__PROBLEM__. Every line that includes the word "Başlat" is to be listed.

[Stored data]
-=-=-=-=-
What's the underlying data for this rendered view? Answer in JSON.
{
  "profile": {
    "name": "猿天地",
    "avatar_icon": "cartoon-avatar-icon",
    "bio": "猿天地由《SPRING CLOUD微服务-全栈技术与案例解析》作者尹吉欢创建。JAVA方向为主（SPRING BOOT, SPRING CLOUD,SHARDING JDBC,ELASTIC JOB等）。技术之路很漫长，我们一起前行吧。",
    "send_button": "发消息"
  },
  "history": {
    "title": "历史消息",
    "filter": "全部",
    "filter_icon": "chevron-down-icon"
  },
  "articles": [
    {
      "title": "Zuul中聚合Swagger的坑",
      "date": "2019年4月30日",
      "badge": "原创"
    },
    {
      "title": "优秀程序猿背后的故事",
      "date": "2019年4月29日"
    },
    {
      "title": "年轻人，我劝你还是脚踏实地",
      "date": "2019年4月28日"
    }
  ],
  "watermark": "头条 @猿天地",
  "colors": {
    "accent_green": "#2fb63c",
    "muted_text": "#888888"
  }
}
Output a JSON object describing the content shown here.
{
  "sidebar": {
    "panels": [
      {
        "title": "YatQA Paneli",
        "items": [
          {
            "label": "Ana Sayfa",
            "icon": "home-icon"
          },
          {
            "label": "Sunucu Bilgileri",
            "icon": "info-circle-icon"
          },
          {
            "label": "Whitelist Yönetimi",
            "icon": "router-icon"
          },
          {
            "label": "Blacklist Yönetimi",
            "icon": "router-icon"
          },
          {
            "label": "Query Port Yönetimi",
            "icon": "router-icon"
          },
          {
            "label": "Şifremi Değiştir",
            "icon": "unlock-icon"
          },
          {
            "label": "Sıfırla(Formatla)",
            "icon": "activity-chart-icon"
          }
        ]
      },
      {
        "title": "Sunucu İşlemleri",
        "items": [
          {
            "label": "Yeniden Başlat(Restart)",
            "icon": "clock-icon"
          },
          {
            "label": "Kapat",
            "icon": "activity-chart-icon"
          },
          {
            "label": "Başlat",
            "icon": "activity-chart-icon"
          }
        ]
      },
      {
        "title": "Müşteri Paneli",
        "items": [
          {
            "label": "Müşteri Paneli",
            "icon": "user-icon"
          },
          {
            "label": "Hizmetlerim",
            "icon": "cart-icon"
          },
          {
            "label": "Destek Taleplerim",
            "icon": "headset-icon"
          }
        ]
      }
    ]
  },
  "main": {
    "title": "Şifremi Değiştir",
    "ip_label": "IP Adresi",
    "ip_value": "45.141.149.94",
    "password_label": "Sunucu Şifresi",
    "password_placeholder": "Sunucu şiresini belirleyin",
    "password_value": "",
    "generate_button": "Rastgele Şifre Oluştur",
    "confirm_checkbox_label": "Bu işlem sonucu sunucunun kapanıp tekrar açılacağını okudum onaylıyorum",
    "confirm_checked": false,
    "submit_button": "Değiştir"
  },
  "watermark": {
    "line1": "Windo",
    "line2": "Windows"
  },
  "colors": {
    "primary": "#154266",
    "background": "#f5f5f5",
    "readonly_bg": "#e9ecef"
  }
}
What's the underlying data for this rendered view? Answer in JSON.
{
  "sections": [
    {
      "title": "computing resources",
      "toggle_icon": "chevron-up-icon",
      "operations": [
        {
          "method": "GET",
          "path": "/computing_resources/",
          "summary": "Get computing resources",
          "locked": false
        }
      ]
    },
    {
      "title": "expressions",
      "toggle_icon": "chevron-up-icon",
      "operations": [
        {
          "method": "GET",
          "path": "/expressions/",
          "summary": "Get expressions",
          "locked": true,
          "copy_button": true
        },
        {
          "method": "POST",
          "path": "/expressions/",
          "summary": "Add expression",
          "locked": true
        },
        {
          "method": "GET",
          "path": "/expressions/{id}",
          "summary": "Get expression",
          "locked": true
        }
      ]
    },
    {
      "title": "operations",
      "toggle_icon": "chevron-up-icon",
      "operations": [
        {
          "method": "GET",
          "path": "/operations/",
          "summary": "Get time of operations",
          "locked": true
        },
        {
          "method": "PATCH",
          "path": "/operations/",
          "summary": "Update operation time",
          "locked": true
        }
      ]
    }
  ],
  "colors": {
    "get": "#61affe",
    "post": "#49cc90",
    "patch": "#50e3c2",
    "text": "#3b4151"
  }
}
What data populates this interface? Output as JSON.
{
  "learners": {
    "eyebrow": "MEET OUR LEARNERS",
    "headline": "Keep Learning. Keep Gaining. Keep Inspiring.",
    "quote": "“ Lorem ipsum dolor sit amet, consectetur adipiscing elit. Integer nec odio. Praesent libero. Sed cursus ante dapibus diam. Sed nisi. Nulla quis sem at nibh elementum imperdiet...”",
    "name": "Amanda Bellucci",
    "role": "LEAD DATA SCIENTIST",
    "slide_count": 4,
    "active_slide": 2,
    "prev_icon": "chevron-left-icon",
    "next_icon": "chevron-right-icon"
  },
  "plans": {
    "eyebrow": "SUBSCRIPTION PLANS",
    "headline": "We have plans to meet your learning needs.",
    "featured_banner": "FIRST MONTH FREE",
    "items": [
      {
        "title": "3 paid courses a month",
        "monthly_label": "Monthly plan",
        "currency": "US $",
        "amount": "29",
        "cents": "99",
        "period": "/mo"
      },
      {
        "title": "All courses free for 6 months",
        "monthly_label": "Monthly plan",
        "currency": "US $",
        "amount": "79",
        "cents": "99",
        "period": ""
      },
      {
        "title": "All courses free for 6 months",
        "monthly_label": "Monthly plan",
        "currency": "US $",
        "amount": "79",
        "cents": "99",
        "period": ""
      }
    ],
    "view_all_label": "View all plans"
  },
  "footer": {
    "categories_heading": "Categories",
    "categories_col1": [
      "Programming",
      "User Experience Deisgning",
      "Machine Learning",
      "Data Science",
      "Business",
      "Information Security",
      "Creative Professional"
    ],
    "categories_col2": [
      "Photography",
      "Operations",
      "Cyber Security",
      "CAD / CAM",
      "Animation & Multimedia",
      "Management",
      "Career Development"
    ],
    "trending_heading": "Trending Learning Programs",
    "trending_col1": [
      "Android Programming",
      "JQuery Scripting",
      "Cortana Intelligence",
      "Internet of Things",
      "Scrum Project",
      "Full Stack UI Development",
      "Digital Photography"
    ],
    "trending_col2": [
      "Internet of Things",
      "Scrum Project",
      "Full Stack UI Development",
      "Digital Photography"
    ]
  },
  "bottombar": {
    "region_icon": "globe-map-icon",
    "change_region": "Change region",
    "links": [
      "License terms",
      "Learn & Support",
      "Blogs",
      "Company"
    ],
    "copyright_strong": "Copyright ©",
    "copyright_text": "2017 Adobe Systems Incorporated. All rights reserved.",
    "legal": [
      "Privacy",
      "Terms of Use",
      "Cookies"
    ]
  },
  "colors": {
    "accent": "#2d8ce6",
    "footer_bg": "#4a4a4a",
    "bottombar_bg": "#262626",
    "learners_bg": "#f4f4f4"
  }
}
-=-=-=-=-
__ANSWER TO THIS PROBLEM__.
            "label": "Yeniden Başlat(Restart)",
            "label": "Başlat",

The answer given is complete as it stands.